- THE TASK
Make an exact copy of the lines below.

- Figure record extracts
------------------------------------------------------------------------

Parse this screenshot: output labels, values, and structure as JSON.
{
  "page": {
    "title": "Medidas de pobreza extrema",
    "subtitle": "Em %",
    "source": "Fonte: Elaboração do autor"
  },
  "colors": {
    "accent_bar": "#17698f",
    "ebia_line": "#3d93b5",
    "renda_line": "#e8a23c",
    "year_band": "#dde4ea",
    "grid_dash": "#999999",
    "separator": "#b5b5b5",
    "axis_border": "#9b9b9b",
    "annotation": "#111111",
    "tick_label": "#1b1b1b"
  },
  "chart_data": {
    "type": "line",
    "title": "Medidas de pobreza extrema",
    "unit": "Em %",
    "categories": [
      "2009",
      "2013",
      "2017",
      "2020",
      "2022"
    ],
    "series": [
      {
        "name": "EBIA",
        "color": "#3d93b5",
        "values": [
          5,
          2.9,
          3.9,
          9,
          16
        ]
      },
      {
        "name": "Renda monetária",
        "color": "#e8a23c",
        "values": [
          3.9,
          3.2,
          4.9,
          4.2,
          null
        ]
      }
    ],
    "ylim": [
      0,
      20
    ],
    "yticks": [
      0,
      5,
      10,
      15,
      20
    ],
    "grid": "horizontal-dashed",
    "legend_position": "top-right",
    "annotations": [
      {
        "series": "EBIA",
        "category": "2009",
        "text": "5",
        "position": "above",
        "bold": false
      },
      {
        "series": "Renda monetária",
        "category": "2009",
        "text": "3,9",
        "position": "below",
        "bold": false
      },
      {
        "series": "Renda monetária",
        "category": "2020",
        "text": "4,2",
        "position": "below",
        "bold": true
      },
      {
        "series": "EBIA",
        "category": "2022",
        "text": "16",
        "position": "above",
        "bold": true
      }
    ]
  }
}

------------------------------------------------------------------------

- SOLUTION
Parse this screenshot: output labels, values, and structure as JSON.
{
  "page": {
    "title": "Medidas de pobreza extrema",
    "subtitle": "Em %",
    "source": "Fonte: Elaboração do autor"
  },
  "colors": {
    "accent_bar": "#17698f",
    "ebia_line": "#3d93b5",
    "renda_line": "#e8a23c",
    "year_band": "#dde4ea",
    "grid_dash": "#999999",
    "separator": "#b5b5b5",
    "axis_border": "#9b9b9b",
    "annotation": "#111111",
    "tick_label": "#1b1b1b"
  },
  "chart_data": {
    "type": "line",
    "title": "Medidas de pobreza extrema",
    "unit": "Em %",
    "categories": [
      "2009",
      "2013",
      "2017",
      "2020",
      "2022"
    ],
    "series": [
      {
        "name": "EBIA",
        "color": "#3d93b5",
        "values": [
          5,
          2.9,
          3.9,
          9,
          16
        ]
      },
      {
        "name": "Renda monetária",
        "color": "#e8a23c",
        "values": [
          3.9,
          3.2,
          4.9,
          4.2,
          null
        ]
      }
    ],
    "ylim": [
      0,
      20
    ],
    "yticks": [
      0,
      5,
      10,
      15,
      20
    ],
    "grid": "horizontal-dashed",
    "legend_position": "top-right",
    "annotations": [
      {
        "series": "EBIA",
        "category": "2009",
        "text": "5",
        "position": "above",
        "bold": false
      },
      {
        "series": "Renda monetária",
        "category": "2009",
        "text": "3,9",
        "position": "below",
        "bold": false
      },
      {
        "series": "Renda monetária",
        "category": "2020",
        "text": "4,2",
        "position": "below",
        "bold": true
      },
      {
        "series": "EBIA",
        "category": "2022",
        "text": "16",
        "position": "above",
        "bold": true
      }
    ]
  }
}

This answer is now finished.